### Data entries

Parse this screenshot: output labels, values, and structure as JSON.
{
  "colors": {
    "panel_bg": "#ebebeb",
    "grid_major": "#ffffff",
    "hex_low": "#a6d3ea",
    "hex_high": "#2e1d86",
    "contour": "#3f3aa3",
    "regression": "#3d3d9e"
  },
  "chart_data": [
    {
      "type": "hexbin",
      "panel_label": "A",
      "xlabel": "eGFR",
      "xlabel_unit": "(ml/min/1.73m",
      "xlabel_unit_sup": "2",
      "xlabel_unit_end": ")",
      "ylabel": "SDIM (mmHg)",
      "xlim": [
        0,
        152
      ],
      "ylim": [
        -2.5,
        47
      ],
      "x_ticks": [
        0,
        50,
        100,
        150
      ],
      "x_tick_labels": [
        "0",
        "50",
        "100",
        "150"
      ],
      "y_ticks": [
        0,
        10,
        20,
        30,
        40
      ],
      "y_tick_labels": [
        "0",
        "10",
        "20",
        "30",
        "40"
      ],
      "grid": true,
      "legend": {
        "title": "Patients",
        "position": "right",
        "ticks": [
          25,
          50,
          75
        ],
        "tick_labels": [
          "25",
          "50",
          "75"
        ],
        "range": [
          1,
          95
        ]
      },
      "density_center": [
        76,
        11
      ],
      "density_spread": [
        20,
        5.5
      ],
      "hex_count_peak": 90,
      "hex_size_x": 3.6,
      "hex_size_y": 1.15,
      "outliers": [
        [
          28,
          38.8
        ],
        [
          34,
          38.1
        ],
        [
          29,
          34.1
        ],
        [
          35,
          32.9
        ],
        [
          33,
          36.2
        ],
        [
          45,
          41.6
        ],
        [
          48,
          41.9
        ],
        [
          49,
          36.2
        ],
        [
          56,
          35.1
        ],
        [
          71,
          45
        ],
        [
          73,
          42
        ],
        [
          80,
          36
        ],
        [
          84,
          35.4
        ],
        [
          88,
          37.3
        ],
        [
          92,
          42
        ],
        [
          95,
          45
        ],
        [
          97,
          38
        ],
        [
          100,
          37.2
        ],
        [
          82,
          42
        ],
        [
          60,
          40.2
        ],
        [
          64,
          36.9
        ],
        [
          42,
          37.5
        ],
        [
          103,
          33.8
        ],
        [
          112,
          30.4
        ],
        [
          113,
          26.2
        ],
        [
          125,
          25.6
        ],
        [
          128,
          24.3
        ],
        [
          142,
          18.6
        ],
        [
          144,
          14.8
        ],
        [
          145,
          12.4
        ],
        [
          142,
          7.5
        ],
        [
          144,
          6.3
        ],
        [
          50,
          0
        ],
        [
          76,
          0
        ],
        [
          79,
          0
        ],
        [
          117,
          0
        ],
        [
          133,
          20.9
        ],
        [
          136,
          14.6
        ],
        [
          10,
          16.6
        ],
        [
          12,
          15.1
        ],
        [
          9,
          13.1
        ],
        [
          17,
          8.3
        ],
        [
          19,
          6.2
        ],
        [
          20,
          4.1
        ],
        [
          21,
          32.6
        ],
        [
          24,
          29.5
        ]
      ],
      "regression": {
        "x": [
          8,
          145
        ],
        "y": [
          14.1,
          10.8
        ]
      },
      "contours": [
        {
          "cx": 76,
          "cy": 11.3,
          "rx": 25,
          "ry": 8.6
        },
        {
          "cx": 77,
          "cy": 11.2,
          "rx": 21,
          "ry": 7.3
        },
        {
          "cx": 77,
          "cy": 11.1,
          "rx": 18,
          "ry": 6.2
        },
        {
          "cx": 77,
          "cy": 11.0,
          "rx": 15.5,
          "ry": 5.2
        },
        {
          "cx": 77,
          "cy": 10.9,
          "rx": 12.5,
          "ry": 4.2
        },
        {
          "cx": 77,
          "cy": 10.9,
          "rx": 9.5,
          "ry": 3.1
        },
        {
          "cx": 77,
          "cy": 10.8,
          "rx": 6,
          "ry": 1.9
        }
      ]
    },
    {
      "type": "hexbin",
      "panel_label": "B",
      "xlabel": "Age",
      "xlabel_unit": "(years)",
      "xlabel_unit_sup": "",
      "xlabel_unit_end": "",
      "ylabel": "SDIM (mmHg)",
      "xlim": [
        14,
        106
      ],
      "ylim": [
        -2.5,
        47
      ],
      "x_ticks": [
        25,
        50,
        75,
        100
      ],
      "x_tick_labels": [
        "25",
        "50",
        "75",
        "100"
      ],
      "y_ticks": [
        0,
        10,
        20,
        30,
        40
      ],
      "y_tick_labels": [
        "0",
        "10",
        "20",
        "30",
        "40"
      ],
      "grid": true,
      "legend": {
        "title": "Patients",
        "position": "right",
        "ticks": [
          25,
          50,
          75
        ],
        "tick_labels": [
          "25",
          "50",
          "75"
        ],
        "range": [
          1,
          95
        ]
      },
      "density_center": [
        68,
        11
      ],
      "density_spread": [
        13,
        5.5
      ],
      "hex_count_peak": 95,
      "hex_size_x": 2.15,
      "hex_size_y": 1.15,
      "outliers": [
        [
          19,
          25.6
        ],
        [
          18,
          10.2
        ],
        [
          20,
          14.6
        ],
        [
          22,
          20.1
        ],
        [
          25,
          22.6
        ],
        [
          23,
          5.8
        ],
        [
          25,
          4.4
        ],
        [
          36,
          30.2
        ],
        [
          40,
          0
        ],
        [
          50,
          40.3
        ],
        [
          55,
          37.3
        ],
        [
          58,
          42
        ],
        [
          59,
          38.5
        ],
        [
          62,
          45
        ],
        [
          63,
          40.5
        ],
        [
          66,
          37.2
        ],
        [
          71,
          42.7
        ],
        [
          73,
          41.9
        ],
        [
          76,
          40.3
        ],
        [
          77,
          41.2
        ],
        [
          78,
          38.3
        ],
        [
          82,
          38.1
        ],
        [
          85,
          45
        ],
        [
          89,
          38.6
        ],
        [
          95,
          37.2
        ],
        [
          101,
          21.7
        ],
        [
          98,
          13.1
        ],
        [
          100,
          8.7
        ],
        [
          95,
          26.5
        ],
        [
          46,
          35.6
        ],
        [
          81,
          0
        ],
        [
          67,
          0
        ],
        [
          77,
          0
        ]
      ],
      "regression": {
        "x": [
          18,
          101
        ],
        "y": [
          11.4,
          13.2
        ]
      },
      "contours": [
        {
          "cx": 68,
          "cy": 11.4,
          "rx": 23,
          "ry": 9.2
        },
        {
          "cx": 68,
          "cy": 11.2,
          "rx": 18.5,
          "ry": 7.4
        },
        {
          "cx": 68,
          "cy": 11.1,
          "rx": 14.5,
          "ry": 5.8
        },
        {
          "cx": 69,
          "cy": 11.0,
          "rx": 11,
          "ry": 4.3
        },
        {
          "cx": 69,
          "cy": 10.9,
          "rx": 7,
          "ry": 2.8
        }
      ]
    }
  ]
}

### EXERCISE PROMPT
Restate each of the entries above verbatim.

### ANSWER SPACE
Parse this screenshot: output labels, values, and structure as JSON.
{
  "colors": {
    "panel_bg": "#ebebeb",
    "grid_major": "#ffffff",
    "hex_low": "#a6d3ea",
    "hex_high": "#2e1d86",
    "contour": "#3f3aa3",
    "regression": "#3d3d9e"
  },
  "chart_data": [
    {
      "type": "hexbin",
      "panel_label": "A",
      "xlabel": "eGFR",
      "xlabel_unit": "(ml/min/1.73m",
      "xlabel_unit_sup": "2",
      "xlabel_unit_end": ")",
      "ylabel": "SDIM (mmHg)",
      "xlim": [
        0,
        152
      ],
      "ylim": [
        -2.5,
        47
      ],
      "x_ticks": [
        0,
        50,
        100,
        150
      ],
      "x_tick_labels": [
        "0",
        "50",
        "100",
        "150"
      ],
      "y_ticks": [
        0,
        10,
        20,
        30,
        40
      ],
      "y_tick_labels": [
        "0",
        "10",
        "20",
        "30",
        "40"
      ],
      "grid": true,
      "legend": {
        "title": "Patients",
        "position": "right",
        "ticks": [
          25,
          50,
          75
        ],
        "tick_labels": [
          "25",
          "50",
          "75"
        ],
        "range": [
          1,
          95
        ]
      },
      "density_center": [
        76,
        11
      ],
      "density_spread": [
        20,
        5.5
      ],
      "hex_count_peak": 90,
      "hex_size_x": 3.6,
      "hex_size_y": 1.15,
      "outliers": [
        [
          28,
          38.8
        ],
        [
          34,
          38.1
        ],
        [
          29,
          34.1
        ],
        [
          35,
          32.9
        ],
        [
          33,
          36.2
        ],
        [
          45,
          41.6
        ],
        [
          48,
          41.9
        ],
        [
          49,
          36.2
        ],
        [
          56,
          35.1
        ],
        [
          71,
          45
        ],
        [
          73,
          42
        ],
        [
          80,
          36
        ],
        [
          84,
          35.4
        ],
        [
          88,
          37.3
        ],
        [
          92,
          42
        ],
        [
          95,
          45
        ],
        [
          97,
          38
        ],
        [
          100,
          37.2
        ],
        [
          82,
          42
        ],
        [
          60,
          40.2
        ],
        [
          64,
          36.9
        ],
        [
          42,
          37.5
        ],
        [
          103,
          33.8
        ],
        [
          112,
          30.4
        ],
        [
          113,
          26.2
        ],
        [
          125,
          25.6
        ],
        [
          128,
          24.3
        ],
        [
          142,
          18.6
        ],
        [
          144,
          14.8
        ],
        [
          145,
          12.4
        ],
        [
          142,
          7.5
        ],
        [
          144,
          6.3
        ],
        [
          50,
          0
        ],
        [
          76,
          0
        ],
        [
          79,
          0
        ],
        [
          117,
          0
        ],
        [
          133,
          20.9
        ],
        [
          136,
          14.6
        ],
        [
          10,
          16.6
        ],
        [
          12,
          15.1
        ],
        [
          9,
          13.1
        ],
        [
          17,
          8.3
        ],
        [
          19,
          6.2
        ],
        [
          20,
          4.1
        ],
        [
          21,
          32.6
        ],
        [
          24,
          29.5
        ]
      ],
      "regression": {
        "x": [
          8,
          145
        ],
        "y": [
          14.1,
          10.8
        ]
      },
      "contours": [
        {
          "cx": 76,
          "cy": 11.3,
          "rx": 25,
          "ry": 8.6
        },
        {
          "cx": 77,
          "cy": 11.2,
          "rx": 21,
          "ry": 7.3
        },
        {
          "cx": 77,
          "cy": 11.1,
          "rx": 18,
          "ry": 6.2
        },
        {
          "cx": 77,
          "cy": 11.0,
          "rx": 15.5,
          "ry": 5.2
        },
        {
          "cx": 77,
          "cy": 10.9,
          "rx": 12.5,
          "ry": 4.2
        },
        {
          "cx": 77,
          "cy": 10.9,
          "rx": 9.5,
          "ry": 3.1
        },
        {
          "cx": 77,
          "cy": 10.8,
          "rx": 6,
          "ry": 1.9
        }
      ]
    },
    {
      "type": "hexbin",
      "panel_label": "B",
      "xlabel": "Age",
      "xlabel_unit": "(years)",
      "xlabel_unit_sup": "",
      "xlabel_unit_end": "",
      "ylabel": "SDIM (mmHg)",
      "xlim": [
        14,
        106
      ],
      "ylim": [
        -2.5,
        47
      ],
      "x_ticks": [
        25,
        50,
        75,
        100
      ],
      "x_tick_labels": [
        "25",
        "50",
        "75",
        "100"
      ],
      "y_ticks": [
        0,
        10,
        20,
        30,
        40
      ],
      "y_tick_labels": [
        "0",
        "10",
        "20",
        "30",
        "40"
      ],
      "grid": true,
      "legend": {
        "title": "Patients",
        "position": "right",
        "ticks": [
          25,
          50,
          75
        ],
        "tick_labels": [
          "25",
          "50",
          "75"
        ],
        "range": [
          1,
          95
        ]
      },
      "density_center": [
        68,
        11
      ],
      "density_spread": [
        13,
        5.5
      ],
      "hex_count_peak": 95,
      "hex_size_x": 2.15,
      "hex_size_y": 1.15,
      "outliers": [
        [
          19,
          25.6
        ],
        [
          18,
          10.2
        ],
        [
          20,
          14.6
        ],
        [
          22,
          20.1
        ],
        [
          25,
          22.6
        ],
        [
          23,
          5.8
        ],
        [
          25,
          4.4
        ],
        [
          36,
          30.2
        ],
        [
          40,
          0
        ],
        [
          50,
          40.3
        ],
        [
          55,
          37.3
        ],
        [
          58,
          42
        ],
        [
          59,
          38.5
        ],
        [
          62,
          45
        ],
        [
          63,
          40.5
        ],
        [
          66,
          37.2
        ],
        [
          71,
          42.7
        ],
        [
          73,
          41.9
        ],
        [
          76,
          40.3
        ],
        [
          77,
          41.2
        ],
        [
          78,
          38.3
        ],
        [
          82,
          38.1
        ],
        [
          85,
          45
        ],
        [
          89,
          38.6
        ],
        [
          95,
          37.2
        ],
        [
          101,
          21.7
        ],
        [
          98,
          13.1
        ],
        [
          100,
          8.7
        ],
        [
          95,
          26.5
        ],
        [
          46,
          35.6
        ],
        [
          81,
          0
        ],
        [
          67,
          0
        ],
        [
          77,
          0
        ]
      ],
      "regression": {
        "x": [
          18,
          101
        ],
        "y": [
          11.4,
          13.2
        ]
      },
      "contours": [
        {
          "cx": 68,
          "cy": 11.4,
          "rx": 23,
          "ry": 9.2
        },
        {
          "cx": 68,
          "cy": 11.2,
          "rx": 18.5,
          "ry": 7.4
        },
        {
          "cx": 68,
          "cy": 11.1,
          "rx": 14.5,
          "ry": 5.8
        },
        {
          "cx": 69,
          "cy": 11.0,
          "rx": 11,
          "ry": 4.3
        },
        {
          "cx": 69,
          "cy": 10.9,
          "rx": 7,
          "ry": 2.8
        }
      ]
    }
  ]
}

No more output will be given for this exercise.